> Requirements: Reproduce the material verbatim from its beginning through the line containing "- top-bar-swatch-green: [918, 0, 972, 28]", with both ends included.

########

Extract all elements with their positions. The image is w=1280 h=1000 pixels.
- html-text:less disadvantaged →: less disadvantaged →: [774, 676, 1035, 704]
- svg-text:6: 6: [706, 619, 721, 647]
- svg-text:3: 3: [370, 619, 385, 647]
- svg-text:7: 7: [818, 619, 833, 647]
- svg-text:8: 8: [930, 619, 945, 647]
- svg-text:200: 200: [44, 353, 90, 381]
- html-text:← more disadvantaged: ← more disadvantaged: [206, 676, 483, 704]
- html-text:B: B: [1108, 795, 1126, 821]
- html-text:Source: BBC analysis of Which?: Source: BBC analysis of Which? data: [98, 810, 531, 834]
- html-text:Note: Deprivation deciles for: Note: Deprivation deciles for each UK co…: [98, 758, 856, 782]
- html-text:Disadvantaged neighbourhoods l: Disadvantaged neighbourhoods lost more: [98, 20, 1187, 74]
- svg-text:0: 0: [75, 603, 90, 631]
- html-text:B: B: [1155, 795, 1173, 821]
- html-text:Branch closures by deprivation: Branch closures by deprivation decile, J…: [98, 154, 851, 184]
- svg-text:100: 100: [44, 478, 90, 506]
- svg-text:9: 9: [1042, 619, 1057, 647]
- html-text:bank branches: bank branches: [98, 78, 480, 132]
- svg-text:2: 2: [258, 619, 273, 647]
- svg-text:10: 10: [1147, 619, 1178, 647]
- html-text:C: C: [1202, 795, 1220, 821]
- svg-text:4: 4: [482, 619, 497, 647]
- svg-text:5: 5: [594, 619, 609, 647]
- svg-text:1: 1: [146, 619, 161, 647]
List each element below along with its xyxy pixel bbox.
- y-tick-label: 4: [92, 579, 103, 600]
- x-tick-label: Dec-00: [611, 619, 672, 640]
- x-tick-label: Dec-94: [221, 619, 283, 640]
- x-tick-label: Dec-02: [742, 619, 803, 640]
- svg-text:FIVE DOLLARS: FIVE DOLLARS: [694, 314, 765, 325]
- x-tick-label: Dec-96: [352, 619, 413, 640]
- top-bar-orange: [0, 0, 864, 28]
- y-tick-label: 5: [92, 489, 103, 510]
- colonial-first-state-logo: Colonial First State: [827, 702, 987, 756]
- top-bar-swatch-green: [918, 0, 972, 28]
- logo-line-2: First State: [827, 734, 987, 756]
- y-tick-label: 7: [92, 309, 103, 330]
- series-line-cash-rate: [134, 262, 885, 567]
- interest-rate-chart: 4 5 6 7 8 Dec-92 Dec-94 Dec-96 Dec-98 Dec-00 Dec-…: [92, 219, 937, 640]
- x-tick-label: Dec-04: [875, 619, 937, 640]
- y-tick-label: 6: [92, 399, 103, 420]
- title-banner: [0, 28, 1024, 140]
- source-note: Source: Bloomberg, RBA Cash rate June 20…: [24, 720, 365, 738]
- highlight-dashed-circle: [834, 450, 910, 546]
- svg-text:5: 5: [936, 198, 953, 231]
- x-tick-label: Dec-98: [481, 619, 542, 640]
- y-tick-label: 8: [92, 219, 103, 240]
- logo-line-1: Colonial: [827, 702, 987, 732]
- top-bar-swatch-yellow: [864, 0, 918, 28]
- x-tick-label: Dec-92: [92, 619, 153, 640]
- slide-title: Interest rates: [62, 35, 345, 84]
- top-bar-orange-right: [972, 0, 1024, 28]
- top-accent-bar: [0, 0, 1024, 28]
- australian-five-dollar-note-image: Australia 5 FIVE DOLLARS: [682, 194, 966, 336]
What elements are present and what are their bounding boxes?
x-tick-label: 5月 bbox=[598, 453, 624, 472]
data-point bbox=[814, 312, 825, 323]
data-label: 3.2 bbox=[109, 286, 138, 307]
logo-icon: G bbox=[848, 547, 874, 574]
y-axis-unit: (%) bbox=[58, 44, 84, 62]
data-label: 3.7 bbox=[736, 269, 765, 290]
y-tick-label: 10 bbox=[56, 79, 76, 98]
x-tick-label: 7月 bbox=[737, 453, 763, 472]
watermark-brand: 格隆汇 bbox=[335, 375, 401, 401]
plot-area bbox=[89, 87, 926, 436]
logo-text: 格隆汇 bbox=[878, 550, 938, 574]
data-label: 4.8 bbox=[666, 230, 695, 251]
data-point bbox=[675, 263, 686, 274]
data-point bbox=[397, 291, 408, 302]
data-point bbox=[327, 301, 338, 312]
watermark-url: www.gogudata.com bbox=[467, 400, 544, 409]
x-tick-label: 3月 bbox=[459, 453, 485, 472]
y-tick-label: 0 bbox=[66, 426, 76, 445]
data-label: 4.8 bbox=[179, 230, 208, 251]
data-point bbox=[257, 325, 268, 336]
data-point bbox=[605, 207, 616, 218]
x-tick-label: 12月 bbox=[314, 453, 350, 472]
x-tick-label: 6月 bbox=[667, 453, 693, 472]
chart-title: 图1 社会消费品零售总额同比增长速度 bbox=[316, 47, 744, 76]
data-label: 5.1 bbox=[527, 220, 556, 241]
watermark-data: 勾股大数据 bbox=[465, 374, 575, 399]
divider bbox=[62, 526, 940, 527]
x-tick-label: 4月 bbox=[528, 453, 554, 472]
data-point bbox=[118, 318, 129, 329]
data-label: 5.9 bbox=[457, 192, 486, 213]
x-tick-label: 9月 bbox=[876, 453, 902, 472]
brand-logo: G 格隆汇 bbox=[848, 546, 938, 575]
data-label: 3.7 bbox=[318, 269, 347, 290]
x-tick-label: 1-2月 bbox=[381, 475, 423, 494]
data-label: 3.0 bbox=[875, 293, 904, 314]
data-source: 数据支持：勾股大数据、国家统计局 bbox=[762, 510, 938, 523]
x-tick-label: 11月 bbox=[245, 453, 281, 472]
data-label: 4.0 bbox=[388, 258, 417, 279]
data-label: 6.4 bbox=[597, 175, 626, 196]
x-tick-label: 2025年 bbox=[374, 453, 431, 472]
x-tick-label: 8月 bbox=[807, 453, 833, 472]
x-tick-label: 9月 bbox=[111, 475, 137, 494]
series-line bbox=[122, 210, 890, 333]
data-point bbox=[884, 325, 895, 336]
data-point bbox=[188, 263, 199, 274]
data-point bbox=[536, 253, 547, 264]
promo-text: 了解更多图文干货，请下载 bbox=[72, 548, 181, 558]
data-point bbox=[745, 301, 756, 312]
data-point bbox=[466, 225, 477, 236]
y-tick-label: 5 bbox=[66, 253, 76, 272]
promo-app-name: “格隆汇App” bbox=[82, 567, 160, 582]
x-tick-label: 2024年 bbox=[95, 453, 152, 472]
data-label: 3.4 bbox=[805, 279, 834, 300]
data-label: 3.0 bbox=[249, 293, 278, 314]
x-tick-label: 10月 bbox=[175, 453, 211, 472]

########

> Correct response:
Extract all elements with their positions. The image is w=1280 h=1000 pixels.
- html-text:less disadvantaged →: less disadvantaged →: [774, 676, 1035, 704]
- svg-text:6: 6: [706, 619, 721, 647]
- svg-text:3: 3: [370, 619, 385, 647]
- svg-text:7: 7: [818, 619, 833, 647]
- svg-text:8: 8: [930, 619, 945, 647]
- svg-text:200: 200: [44, 353, 90, 381]
- html-text:← more disadvantaged: ← more disadvantaged: [206, 676, 483, 704]
- html-text:B: B: [1108, 795, 1126, 821]
- html-text:Source: BBC analysis of Which?: Source: BBC analysis of Which? data: [98, 810, 531, 834]
- html-text:Note: Deprivation deciles for: Note: Deprivation deciles for each UK co…: [98, 758, 856, 782]
- html-text:Disadvantaged neighbourhoods l: Disadvantaged neighbourhoods lost more: [98, 20, 1187, 74]
- svg-text:0: 0: [75, 603, 90, 631]
- html-text:B: B: [1155, 795, 1173, 821]
- html-text:Branch closures by deprivation: Branch closures by deprivation decile, J…: [98, 154, 851, 184]
- svg-text:100: 100: [44, 478, 90, 506]
- svg-text:9: 9: [1042, 619, 1057, 647]
- html-text:bank branches: bank branches: [98, 78, 480, 132]
- svg-text:2: 2: [258, 619, 273, 647]
- svg-text:10: 10: [1147, 619, 1178, 647]
- html-text:C: C: [1202, 795, 1220, 821]
- svg-text:4: 4: [482, 619, 497, 647]
- svg-text:5: 5: [594, 619, 609, 647]
- svg-text:1: 1: [146, 619, 161, 647]
List each element below along with its xyxy pixel bbox.
- y-tick-label: 4: [92, 579, 103, 600]
- x-tick-label: Dec-00: [611, 619, 672, 640]
- x-tick-label: Dec-94: [221, 619, 283, 640]
- x-tick-label: Dec-02: [742, 619, 803, 640]
- svg-text:FIVE DOLLARS: FIVE DOLLARS: [694, 314, 765, 325]
- x-tick-label: Dec-96: [352, 619, 413, 640]
- top-bar-orange: [0, 0, 864, 28]
- y-tick-label: 5: [92, 489, 103, 510]
- colonial-first-state-logo: Colonial First State: [827, 702, 987, 756]
- top-bar-swatch-green: [918, 0, 972, 28]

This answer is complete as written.